Repeat every line of the data exactly, but not the pictures.

[Figure data in JSON]
+===+

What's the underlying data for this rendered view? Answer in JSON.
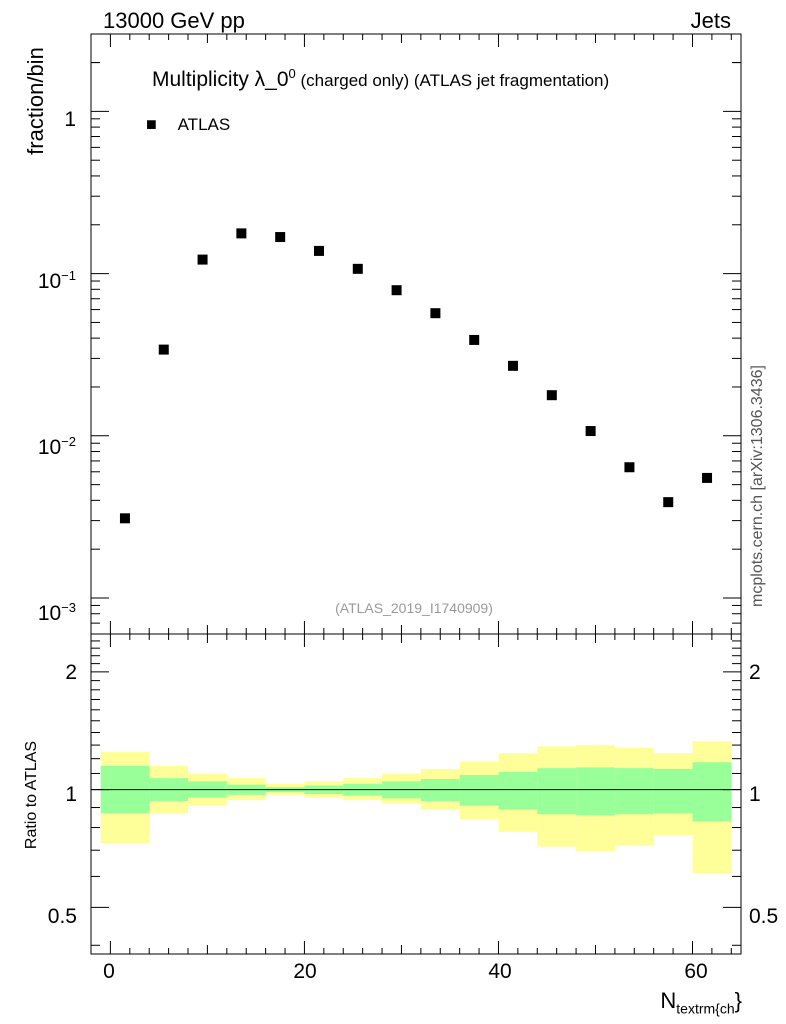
{
  "header": {
    "left_label": "13000 GeV pp",
    "right_label": "Jets"
  },
  "main_plot": {
    "title_prefix": "Multiplicity λ_0",
    "title_superscript": "0",
    "title_suffix": " (charged only) (ATLAS jet fragmentation)",
    "ylabel": "fraction/bin",
    "watermark": "(ATLAS_2019_I1740909)",
    "side_credit": "mcplots.cern.ch [arXiv:1306.3436]",
    "legend": {
      "marker": "■",
      "label": "ATLAS"
    },
    "y_ticks": [
      {
        "base": "1",
        "exp": ""
      },
      {
        "base": "10",
        "exp": "−1"
      },
      {
        "base": "10",
        "exp": "−2"
      },
      {
        "base": "10",
        "exp": "−3"
      }
    ]
  },
  "ratio_plot": {
    "ylabel": "Ratio to ATLAS",
    "left_ticks": [
      "2",
      "1",
      "0.5"
    ],
    "right_ticks": [
      "2",
      "1",
      "0.5"
    ]
  },
  "x_axis": {
    "label_main": "N",
    "label_sub": "textrm{ch",
    "label_close": "}",
    "ticks": [
      "0",
      "20",
      "40",
      "60"
    ]
  },
  "colors": {
    "band_outer": "#ffff99",
    "band_inner": "#99ff99",
    "marker": "#000000",
    "watermark": "#999999"
  },
  "chart_data": {
    "type": "scatter",
    "title": "Multiplicity λ_0^0 (charged only) (ATLAS jet fragmentation)",
    "xlabel": "N_textrm{ch}",
    "ylabel": "fraction/bin",
    "y_scale": "log",
    "xlim": [
      -2,
      65
    ],
    "ylim": [
      0.0006,
      3
    ],
    "bins": [
      [
        -1,
        4
      ],
      [
        4,
        8
      ],
      [
        8,
        12
      ],
      [
        12,
        16
      ],
      [
        16,
        20
      ],
      [
        20,
        24
      ],
      [
        24,
        28
      ],
      [
        28,
        32
      ],
      [
        32,
        36
      ],
      [
        36,
        40
      ],
      [
        40,
        44
      ],
      [
        44,
        48
      ],
      [
        48,
        52
      ],
      [
        52,
        56
      ],
      [
        56,
        60
      ],
      [
        60,
        64
      ]
    ],
    "series": [
      {
        "name": "ATLAS",
        "x": [
          1.5,
          5.5,
          9.5,
          13.5,
          17.5,
          21.5,
          25.5,
          29.5,
          33.5,
          37.5,
          41.5,
          45.5,
          49.5,
          53.5,
          57.5,
          61.5
        ],
        "values": [
          0.0031,
          0.034,
          0.122,
          0.177,
          0.168,
          0.138,
          0.107,
          0.079,
          0.057,
          0.039,
          0.027,
          0.0178,
          0.0107,
          0.0064,
          0.0039,
          0.0055
        ]
      }
    ],
    "ratio": {
      "ylabel": "Ratio to ATLAS",
      "y_scale": "log",
      "ylim": [
        0.38,
        2.5
      ],
      "reference_line": 1.0,
      "stat_band_low": [
        0.87,
        0.935,
        0.955,
        0.97,
        0.985,
        0.975,
        0.965,
        0.95,
        0.935,
        0.91,
        0.89,
        0.865,
        0.86,
        0.865,
        0.87,
        0.83
      ],
      "stat_band_high": [
        1.15,
        1.07,
        1.05,
        1.03,
        1.015,
        1.025,
        1.035,
        1.05,
        1.065,
        1.09,
        1.11,
        1.135,
        1.14,
        1.135,
        1.13,
        1.175
      ],
      "total_band_low": [
        0.73,
        0.87,
        0.91,
        0.94,
        0.97,
        0.955,
        0.94,
        0.92,
        0.89,
        0.84,
        0.78,
        0.715,
        0.695,
        0.72,
        0.765,
        0.61
      ],
      "total_band_high": [
        1.25,
        1.15,
        1.1,
        1.07,
        1.035,
        1.05,
        1.07,
        1.1,
        1.13,
        1.18,
        1.24,
        1.29,
        1.3,
        1.28,
        1.24,
        1.33
      ]
    }
  }
}
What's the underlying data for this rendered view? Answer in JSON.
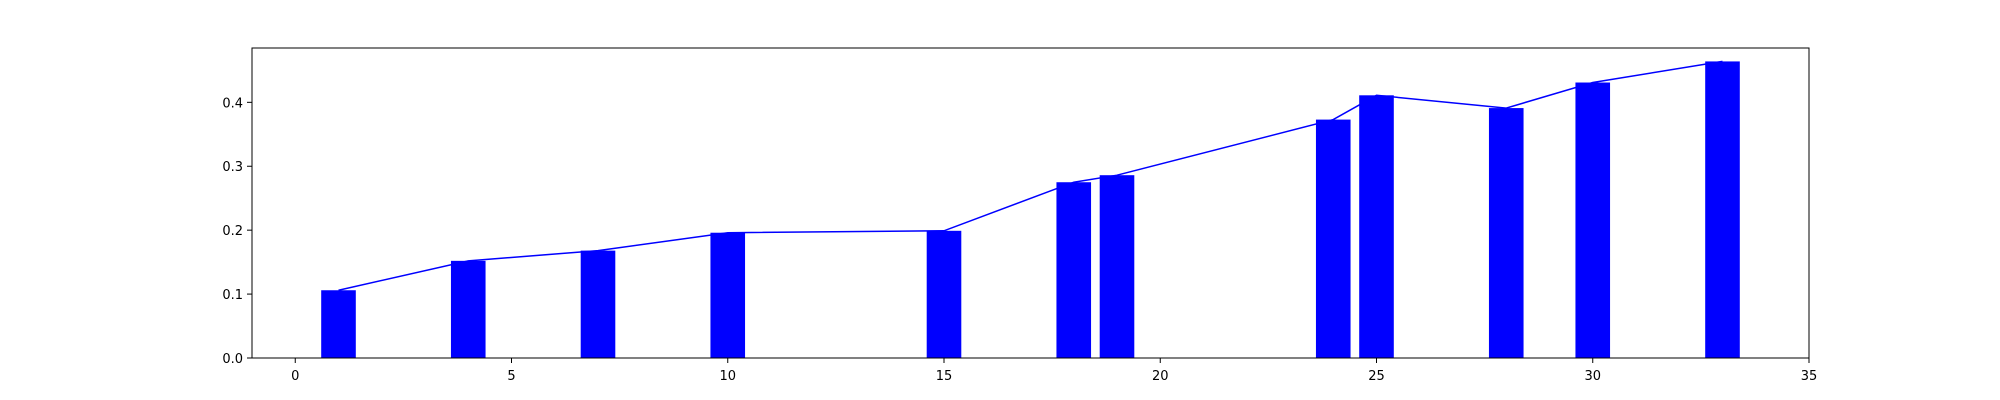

+===+

--- Result of the task ---
What's the underlying data for this rendered view? Answer in JSON.
{
  "header": {
    "left_label": "13000 GeV pp",
    "right_label": "Jets"
  },
  "main_plot": {
    "title_prefix": "Multiplicity λ_0",
    "title_superscript": "0",
    "title_suffix": " (charged only) (ATLAS jet fragmentation)",
    "ylabel": "fraction/bin",
    "watermark": "(ATLAS_2019_I1740909)",
    "side_credit": "mcplots.cern.ch [arXiv:1306.3436]",
    "legend": {
      "marker": "■",
      "label": "ATLAS"
    },
    "y_ticks": [
      {
        "base": "1",
        "exp": ""
      },
      {
        "base": "10",
        "exp": "−1"
      },
      {
        "base": "10",
        "exp": "−2"
      },
      {
        "base": "10",
        "exp": "−3"
      }
    ]
  },
  "ratio_plot": {
    "ylabel": "Ratio to ATLAS",
    "left_ticks": [
      "2",
      "1",
      "0.5"
    ],
    "right_ticks": [
      "2",
      "1",
      "0.5"
    ]
  },
  "x_axis": {
    "label_main": "N",
    "label_sub": "textrm{ch",
    "label_close": "}",
    "ticks": [
      "0",
      "20",
      "40",
      "60"
    ]
  },
  "colors": {
    "band_outer": "#ffff99",
    "band_inner": "#99ff99",
    "marker": "#000000",
    "watermark": "#999999"
  },
  "chart_data": {
    "type": "scatter",
    "title": "Multiplicity λ_0^0 (charged only) (ATLAS jet fragmentation)",
    "xlabel": "N_textrm{ch}",
    "ylabel": "fraction/bin",
    "y_scale": "log",
    "xlim": [
      -2,
      65
    ],
    "ylim": [
      0.0006,
      3
    ],
    "bins": [
      [
        -1,
        4
      ],
      [
        4,
        8
      ],
      [
        8,
        12
      ],
      [
        12,
        16
      ],
      [
        16,
        20
      ],
      [
        20,
        24
      ],
      [
        24,
        28
      ],
      [
        28,
        32
      ],
      [
        32,
        36
      ],
      [
        36,
        40
      ],
      [
        40,
        44
      ],
      [
        44,
        48
      ],
      [
        48,
        52
      ],
      [
        52,
        56
      ],
      [
        56,
        60
      ],
      [
        60,
        64
      ]
    ],
    "series": [
      {
        "name": "ATLAS",
        "x": [
          1.5,
          5.5,
          9.5,
          13.5,
          17.5,
          21.5,
          25.5,
          29.5,
          33.5,
          37.5,
          41.5,
          45.5,
          49.5,
          53.5,
          57.5,
          61.5
        ],
        "values": [
          0.0031,
          0.034,
          0.122,
          0.177,
          0.168,
          0.138,
          0.107,
          0.079,
          0.057,
          0.039,
          0.027,
          0.0178,
          0.0107,
          0.0064,
          0.0039,
          0.0055
        ]
      }
    ],
    "ratio": {
      "ylabel": "Ratio to ATLAS",
      "y_scale": "log",
      "ylim": [
        0.38,
        2.5
      ],
      "reference_line": 1.0,
      "stat_band_low": [
        0.87,
        0.935,
        0.955,
        0.97,
        0.985,
        0.975,
        0.965,
        0.95,
        0.935,
        0.91,
        0.89,
        0.865,
        0.86,
        0.865,
        0.87,
        0.83
      ],
      "stat_band_high": [
        1.15,
        1.07,
        1.05,
        1.03,
        1.015,
        1.025,
        1.035,
        1.05,
        1.065,
        1.09,
        1.11,
        1.135,
        1.14,
        1.135,
        1.13,
        1.175
      ],
      "total_band_low": [
        0.73,
        0.87,
        0.91,
        0.94,
        0.97,
        0.955,
        0.94,
        0.92,
        0.89,
        0.84,
        0.78,
        0.715,
        0.695,
        0.72,
        0.765,
        0.61
      ],
      "total_band_high": [
        1.25,
        1.15,
        1.1,
        1.07,
        1.035,
        1.05,
        1.07,
        1.1,
        1.13,
        1.18,
        1.24,
        1.29,
        1.3,
        1.28,
        1.24,
        1.33
      ]
    }
  }
}
What's the underlying data for this rendered view? Answer in JSON.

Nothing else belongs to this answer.